> [Your instructions]:
Extract the listing below in full, unchanged.

> [Data]:
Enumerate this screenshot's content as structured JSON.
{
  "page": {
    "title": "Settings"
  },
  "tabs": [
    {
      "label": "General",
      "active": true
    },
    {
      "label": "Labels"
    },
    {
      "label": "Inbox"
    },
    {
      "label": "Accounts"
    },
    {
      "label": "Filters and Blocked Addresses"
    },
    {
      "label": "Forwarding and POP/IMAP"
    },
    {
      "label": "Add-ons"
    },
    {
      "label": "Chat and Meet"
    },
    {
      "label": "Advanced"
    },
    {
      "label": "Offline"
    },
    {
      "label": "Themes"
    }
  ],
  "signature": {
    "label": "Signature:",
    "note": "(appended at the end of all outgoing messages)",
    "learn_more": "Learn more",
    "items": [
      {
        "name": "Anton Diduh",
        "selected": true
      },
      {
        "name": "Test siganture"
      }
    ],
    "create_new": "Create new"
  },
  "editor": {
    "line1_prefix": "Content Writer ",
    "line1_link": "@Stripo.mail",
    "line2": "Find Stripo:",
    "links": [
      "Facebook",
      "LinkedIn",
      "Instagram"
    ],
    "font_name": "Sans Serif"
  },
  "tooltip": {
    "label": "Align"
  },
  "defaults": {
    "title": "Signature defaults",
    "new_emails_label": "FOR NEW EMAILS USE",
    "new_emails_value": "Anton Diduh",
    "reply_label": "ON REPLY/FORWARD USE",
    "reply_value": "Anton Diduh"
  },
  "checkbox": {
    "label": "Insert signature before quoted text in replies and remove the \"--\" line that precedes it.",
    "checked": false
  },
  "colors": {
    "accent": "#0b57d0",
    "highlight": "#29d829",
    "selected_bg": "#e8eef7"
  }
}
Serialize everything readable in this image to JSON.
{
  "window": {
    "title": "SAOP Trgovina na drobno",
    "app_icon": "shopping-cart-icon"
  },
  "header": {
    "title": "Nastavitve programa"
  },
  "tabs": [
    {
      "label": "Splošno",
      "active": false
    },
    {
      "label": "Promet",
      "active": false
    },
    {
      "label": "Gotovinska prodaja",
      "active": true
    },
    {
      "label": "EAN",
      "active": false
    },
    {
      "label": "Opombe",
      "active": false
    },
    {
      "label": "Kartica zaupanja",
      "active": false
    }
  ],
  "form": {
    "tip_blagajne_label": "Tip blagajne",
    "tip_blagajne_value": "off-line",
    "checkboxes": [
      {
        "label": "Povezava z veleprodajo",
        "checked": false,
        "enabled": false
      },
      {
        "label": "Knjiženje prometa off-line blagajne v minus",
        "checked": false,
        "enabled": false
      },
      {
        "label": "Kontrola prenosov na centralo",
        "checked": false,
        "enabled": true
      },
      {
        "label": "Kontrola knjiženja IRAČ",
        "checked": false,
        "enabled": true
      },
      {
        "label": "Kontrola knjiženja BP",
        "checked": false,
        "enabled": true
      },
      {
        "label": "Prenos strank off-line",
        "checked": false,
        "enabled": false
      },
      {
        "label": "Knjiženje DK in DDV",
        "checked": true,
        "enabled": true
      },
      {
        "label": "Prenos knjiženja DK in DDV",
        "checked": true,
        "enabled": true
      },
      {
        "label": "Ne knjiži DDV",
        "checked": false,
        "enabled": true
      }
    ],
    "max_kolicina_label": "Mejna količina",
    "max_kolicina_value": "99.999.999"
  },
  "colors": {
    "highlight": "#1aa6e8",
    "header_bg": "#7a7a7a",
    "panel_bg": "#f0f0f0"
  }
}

> [Answer below]:
Enumerate this screenshot's content as structured JSON.
{
  "page": {
    "title": "Settings"
  },
  "tabs": [
    {
      "label": "General",
      "active": true
    },
    {
      "label": "Labels"
    },
    {
      "label": "Inbox"
    },
    {
      "label": "Accounts"
    },
    {
      "label": "Filters and Blocked Addresses"
    },
    {
      "label": "Forwarding and POP/IMAP"
    },
    {
      "label": "Add-ons"
    },
    {
      "label": "Chat and Meet"
    },
    {
      "label": "Advanced"
    },
    {
      "label": "Offline"
    },
    {
      "label": "Themes"
    }
  ],
  "signature": {
    "label": "Signature:",
    "note": "(appended at the end of all outgoing messages)",
    "learn_more": "Learn more",
    "items": [
      {
        "name": "Anton Diduh",
        "selected": true
      },
      {
        "name": "Test siganture"
      }
    ],
    "create_new": "Create new"
  },
  "editor": {
    "line1_prefix": "Content Writer ",
    "line1_link": "@Stripo.mail",
    "line2": "Find Stripo:",
    "links": [
      "Facebook",
      "LinkedIn",
      "Instagram"
    ],
    "font_name": "Sans Serif"
  },
  "tooltip": {
    "label": "Align"
  },
  "defaults": {
    "title": "Signature defaults",
    "new_emails_label": "FOR NEW EMAILS USE",
    "new_emails_value": "Anton Diduh",
    "reply_label": "ON REPLY/FORWARD USE",
    "reply_value": "Anton Diduh"
  },
  "checkbox": {
    "label": "Insert signature before quoted text in replies and remove the \"--\" line that precedes it.",
    "checked": false
  },
  "colors": {
    "accent": "#0b57d0",
    "highlight": "#29d829",
    "selected_bg": "#e8eef7"
  }
}
Serialize everything readable in this image to JSON.
{
  "window": {
    "title": "SAOP Trgovina na drobno",
    "app_icon": "shopping-cart-icon"
  },
  "header": {
    "title": "Nastavitve programa"
  },
  "tabs": [
    {
      "label": "Splošno",
      "active": false
    },
    {
      "label": "Promet",
      "active": false
    },
    {
      "label": "Gotovinska prodaja",
      "active": true
    },
    {
      "label": "EAN",
      "active": false
    },
    {
      "label": "Opombe",
      "active": false
    },
    {
      "label": "Kartica zaupanja",
      "active": false
    }
  ],
  "form": {
    "tip_blagajne_label": "Tip blagajne",
    "tip_blagajne_value": "off-line",
    "checkboxes": [
      {
        "label": "Povezava z veleprodajo",
        "checked": false,
        "enabled": false
      },
      {
        "label": "Knjiženje prometa off-line blagajne v minus",
        "checked": false,
        "enabled": false
      },
      {
        "label": "Kontrola prenosov na centralo",
        "checked": false,
        "enabled": true
      },
      {
        "label": "Kontrola knjiženja IRAČ",
        "checked": false,
        "enabled": true
      },
      {
        "label": "Kontrola knjiženja BP",
        "checked": false,
        "enabled": true
      },
      {
        "label": "Prenos strank off-line",
        "checked": false,
        "enabled": false
      },
      {
        "label": "Knjiženje DK in DDV",
        "checked": true,
        "enabled": true
      },
      {
        "label": "Prenos knjiženja DK in DDV",
        "checked": true,
        "enabled": true
      },
      {
        "label": "Ne knjiži DDV",
        "checked": false,
        "enabled": true
      }
    ],
    "max_kolicina_label": "Mejna količina",
    "max_kolicina_value": "99.999.999"
  },
  "colors": {
    "highlight": "#1aa6e8",
    "header_bg": "#7a7a7a",
    "panel_bg": "#f0f0f0"
  }
}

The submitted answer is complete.